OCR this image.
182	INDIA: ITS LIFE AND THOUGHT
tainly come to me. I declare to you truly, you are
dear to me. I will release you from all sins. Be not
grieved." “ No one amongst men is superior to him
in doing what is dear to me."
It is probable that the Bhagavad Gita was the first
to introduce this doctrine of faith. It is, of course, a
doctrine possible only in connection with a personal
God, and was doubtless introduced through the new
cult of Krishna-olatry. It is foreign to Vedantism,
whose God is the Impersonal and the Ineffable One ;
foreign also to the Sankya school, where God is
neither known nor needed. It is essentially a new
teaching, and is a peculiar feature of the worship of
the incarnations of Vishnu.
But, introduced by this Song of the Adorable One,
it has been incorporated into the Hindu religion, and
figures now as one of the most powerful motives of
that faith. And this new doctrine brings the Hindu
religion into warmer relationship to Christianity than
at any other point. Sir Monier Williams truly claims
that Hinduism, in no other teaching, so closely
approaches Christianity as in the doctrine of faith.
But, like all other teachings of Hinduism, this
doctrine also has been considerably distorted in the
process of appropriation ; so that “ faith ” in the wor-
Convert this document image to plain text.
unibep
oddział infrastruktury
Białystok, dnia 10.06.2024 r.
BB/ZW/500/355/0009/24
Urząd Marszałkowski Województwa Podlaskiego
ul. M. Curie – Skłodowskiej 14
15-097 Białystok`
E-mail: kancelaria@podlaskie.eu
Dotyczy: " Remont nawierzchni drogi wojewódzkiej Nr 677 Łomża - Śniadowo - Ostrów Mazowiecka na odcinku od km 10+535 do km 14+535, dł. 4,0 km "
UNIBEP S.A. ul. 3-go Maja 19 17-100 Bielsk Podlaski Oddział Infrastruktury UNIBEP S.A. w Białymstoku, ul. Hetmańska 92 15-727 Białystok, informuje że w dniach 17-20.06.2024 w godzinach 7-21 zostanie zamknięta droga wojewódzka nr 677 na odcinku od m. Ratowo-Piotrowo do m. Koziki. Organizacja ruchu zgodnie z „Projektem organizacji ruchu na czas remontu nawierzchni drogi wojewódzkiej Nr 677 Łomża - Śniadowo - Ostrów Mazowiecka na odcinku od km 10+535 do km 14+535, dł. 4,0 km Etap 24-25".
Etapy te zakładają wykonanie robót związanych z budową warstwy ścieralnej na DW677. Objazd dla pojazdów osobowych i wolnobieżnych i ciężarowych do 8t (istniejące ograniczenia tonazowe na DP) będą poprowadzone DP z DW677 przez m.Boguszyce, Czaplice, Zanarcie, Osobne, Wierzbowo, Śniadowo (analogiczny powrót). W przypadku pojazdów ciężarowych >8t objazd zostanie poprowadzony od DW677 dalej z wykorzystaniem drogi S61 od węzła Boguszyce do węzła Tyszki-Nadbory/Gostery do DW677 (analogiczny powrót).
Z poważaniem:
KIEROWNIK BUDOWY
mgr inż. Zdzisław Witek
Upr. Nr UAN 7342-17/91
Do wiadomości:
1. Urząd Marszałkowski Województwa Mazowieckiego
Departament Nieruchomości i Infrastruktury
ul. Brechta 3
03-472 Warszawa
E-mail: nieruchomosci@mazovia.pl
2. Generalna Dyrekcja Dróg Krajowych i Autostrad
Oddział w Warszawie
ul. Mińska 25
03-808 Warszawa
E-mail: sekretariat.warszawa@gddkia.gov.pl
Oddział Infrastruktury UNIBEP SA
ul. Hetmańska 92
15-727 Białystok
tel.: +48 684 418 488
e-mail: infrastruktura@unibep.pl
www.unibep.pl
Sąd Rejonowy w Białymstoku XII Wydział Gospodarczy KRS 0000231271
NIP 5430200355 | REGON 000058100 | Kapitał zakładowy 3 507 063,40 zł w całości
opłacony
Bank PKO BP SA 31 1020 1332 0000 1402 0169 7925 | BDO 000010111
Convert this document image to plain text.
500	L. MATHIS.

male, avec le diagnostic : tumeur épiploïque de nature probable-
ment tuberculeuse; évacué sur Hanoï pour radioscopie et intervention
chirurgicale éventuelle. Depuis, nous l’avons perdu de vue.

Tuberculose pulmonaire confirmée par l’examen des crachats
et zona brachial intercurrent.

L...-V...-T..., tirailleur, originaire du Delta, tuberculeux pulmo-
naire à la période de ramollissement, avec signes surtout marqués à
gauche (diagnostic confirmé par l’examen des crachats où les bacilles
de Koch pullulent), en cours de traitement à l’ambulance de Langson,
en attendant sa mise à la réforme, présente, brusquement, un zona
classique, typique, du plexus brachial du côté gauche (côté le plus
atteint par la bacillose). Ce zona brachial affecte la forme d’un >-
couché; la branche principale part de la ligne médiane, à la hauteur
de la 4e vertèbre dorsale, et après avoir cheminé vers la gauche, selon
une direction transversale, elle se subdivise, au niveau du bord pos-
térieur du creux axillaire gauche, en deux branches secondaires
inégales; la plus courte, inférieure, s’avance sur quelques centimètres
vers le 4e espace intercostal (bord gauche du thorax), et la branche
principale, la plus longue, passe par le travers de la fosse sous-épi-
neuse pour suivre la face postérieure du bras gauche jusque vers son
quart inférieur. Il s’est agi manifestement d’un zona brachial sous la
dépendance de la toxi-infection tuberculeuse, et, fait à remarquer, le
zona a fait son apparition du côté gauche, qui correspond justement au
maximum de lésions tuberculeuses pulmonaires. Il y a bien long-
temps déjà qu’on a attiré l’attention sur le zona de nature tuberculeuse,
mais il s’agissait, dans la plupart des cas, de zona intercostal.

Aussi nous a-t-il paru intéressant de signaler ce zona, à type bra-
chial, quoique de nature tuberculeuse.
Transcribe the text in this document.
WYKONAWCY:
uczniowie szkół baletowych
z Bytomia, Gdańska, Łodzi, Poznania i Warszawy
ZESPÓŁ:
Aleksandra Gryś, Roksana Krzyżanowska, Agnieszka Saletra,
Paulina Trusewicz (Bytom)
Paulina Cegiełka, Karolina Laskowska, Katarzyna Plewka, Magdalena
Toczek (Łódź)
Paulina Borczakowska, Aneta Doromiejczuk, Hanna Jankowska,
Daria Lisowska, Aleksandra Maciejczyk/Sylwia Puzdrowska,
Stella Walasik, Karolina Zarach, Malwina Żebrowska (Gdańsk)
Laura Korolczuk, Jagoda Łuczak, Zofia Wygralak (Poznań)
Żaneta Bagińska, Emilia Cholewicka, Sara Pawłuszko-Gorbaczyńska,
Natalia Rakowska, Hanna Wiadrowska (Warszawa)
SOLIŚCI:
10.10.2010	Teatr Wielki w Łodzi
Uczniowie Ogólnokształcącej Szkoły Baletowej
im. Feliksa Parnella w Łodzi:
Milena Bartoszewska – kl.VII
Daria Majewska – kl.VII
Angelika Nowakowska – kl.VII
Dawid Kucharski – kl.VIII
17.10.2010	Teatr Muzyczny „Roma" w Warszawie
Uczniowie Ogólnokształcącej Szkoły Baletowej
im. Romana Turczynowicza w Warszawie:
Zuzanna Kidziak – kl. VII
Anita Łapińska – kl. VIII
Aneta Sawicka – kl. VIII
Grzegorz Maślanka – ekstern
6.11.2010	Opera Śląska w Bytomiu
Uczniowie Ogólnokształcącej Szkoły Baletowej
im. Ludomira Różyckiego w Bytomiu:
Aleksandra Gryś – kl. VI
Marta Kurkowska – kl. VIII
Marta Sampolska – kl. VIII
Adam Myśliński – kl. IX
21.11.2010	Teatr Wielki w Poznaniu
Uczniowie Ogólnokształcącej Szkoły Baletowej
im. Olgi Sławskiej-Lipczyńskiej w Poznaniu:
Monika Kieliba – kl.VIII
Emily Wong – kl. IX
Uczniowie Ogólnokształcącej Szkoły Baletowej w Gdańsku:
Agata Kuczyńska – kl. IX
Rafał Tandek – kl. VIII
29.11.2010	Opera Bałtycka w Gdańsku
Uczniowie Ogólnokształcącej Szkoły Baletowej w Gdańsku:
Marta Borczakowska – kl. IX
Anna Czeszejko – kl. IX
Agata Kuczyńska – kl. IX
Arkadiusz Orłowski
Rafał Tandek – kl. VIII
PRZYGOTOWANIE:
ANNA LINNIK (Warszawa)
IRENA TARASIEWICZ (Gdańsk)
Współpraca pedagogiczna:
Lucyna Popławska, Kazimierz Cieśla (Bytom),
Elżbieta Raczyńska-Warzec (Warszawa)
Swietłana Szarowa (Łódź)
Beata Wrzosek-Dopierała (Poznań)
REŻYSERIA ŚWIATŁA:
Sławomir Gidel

▶ [WHAT TO DO] Which lines contain "doctrine"? Show each of them.

▶ [RIGHT ANSWER]
to introduce this doctrine of faith. It is, of course, a
doctrine possible only in connection with a personal
that faith. And this new doctrine brings the Hindu
approaches Christianity as in the doctrine of faith.
doctrine also has been considerably distorted in the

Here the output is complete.